Problem details:
Find how many lines contain the word "Hillcrest" and state that number alone.

+ + +

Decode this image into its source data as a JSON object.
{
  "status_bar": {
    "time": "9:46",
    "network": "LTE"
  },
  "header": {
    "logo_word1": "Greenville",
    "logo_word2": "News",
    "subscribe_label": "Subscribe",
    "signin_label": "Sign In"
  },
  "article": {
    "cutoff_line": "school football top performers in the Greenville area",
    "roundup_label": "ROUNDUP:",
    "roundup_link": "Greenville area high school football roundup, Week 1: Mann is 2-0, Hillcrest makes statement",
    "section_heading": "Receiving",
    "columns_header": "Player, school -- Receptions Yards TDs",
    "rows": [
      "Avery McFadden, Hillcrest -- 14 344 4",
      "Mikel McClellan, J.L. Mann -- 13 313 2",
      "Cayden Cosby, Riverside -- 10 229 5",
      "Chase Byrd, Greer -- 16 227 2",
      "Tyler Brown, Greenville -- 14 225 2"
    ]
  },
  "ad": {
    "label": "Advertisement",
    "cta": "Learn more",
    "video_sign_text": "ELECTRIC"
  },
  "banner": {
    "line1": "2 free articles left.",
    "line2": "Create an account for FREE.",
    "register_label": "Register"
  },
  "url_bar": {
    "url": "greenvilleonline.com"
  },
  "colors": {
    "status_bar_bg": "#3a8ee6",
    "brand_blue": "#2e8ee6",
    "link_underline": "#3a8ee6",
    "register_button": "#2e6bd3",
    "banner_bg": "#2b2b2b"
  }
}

+ + +

Task output:
2